## EXERCISE
Read the records below and copy each line that contains "here".

## DATA LINES
::::::::::
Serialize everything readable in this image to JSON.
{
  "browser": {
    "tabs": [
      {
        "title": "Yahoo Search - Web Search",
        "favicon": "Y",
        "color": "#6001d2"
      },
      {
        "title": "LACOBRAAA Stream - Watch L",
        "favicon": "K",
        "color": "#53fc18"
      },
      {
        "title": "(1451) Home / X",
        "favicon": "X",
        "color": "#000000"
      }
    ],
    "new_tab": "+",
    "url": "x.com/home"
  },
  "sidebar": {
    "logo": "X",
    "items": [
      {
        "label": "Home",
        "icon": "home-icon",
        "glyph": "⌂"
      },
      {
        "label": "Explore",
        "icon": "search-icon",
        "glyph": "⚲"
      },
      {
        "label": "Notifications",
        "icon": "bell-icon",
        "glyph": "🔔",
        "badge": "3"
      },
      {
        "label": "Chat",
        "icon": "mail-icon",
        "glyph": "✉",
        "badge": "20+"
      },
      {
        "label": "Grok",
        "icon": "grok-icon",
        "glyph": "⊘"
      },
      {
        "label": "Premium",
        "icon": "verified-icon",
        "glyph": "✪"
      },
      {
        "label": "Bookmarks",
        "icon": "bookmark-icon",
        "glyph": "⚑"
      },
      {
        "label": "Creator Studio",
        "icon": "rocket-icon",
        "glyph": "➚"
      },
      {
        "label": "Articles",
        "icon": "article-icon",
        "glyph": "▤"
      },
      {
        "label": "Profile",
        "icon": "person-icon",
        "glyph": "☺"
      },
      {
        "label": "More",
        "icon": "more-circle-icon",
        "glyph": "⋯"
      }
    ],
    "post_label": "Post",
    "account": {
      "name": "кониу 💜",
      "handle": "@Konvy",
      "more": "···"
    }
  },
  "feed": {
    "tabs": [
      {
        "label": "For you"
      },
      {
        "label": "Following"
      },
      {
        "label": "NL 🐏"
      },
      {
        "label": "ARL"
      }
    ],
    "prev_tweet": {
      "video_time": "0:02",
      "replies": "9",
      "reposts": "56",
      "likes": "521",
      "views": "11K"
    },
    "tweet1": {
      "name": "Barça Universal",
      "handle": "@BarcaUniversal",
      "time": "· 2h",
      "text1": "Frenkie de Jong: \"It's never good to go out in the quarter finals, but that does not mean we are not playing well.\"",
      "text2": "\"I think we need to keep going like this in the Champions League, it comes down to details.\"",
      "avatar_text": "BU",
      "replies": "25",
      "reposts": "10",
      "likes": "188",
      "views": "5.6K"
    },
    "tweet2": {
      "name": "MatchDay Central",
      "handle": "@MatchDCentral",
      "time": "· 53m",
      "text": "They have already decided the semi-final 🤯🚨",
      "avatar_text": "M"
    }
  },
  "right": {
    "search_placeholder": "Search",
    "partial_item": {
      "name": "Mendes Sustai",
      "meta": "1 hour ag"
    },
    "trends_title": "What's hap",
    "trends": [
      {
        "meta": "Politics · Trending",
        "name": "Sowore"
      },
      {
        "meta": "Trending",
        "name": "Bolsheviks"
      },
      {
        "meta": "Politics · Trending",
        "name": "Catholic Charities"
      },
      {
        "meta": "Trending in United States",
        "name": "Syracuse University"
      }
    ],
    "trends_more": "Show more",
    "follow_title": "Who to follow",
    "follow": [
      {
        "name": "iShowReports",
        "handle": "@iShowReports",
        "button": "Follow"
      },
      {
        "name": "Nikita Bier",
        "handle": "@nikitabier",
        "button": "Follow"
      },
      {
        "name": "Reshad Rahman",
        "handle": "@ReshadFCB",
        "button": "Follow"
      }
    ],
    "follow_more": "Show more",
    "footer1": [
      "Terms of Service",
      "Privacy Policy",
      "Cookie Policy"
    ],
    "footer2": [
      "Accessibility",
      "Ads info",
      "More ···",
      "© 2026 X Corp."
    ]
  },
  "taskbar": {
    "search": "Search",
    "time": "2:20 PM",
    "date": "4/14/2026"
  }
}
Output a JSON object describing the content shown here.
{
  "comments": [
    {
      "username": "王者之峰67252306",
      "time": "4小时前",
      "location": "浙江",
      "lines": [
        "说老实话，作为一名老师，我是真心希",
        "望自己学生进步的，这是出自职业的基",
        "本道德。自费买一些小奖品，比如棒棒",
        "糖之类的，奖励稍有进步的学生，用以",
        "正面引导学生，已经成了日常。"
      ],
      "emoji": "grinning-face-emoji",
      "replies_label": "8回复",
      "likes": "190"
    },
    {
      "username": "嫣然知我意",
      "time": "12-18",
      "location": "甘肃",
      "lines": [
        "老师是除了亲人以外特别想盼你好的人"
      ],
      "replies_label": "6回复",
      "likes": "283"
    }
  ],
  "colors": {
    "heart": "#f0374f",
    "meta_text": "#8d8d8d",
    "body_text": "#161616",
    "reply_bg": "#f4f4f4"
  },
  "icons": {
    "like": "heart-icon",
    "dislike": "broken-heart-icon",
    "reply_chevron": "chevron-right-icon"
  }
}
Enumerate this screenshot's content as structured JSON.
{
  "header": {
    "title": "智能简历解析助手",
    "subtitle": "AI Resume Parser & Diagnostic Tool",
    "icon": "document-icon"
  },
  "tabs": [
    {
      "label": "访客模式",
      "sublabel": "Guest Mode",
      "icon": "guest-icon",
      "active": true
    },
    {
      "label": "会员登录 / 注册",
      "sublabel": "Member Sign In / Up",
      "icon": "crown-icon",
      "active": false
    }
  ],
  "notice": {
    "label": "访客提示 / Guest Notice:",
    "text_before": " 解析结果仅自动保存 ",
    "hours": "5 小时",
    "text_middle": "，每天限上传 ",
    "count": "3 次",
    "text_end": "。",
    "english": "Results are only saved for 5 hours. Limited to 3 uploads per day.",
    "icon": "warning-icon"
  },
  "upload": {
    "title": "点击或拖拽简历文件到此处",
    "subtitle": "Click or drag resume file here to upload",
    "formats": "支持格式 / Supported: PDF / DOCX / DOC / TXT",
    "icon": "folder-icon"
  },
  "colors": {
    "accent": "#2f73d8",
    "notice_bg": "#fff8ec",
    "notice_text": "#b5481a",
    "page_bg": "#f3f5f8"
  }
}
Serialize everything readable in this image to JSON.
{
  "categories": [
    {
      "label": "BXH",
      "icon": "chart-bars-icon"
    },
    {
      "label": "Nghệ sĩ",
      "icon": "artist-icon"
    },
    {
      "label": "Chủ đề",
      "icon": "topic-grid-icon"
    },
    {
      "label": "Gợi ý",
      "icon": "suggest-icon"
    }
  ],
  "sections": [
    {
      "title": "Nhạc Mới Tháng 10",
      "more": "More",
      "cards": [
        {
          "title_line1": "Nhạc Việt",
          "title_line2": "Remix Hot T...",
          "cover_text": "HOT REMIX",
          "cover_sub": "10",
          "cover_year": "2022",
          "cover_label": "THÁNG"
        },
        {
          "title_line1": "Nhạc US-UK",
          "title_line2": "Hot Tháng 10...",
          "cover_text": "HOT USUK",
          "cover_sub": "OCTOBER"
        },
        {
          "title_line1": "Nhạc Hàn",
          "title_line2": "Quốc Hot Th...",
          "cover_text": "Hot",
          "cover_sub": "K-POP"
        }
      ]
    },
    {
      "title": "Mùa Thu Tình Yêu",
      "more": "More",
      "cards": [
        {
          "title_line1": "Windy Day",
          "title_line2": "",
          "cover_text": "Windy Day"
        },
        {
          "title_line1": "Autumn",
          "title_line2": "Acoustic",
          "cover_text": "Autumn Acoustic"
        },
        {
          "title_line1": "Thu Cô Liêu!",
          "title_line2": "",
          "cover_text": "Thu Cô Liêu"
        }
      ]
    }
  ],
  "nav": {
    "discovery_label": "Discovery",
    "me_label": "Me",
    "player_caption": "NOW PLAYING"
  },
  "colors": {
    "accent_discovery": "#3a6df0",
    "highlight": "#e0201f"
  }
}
::::::::::
## THE RESPONSE
Output a JSON object describing the content shown here.
    "subtitle": "Click or drag resume file here to upload",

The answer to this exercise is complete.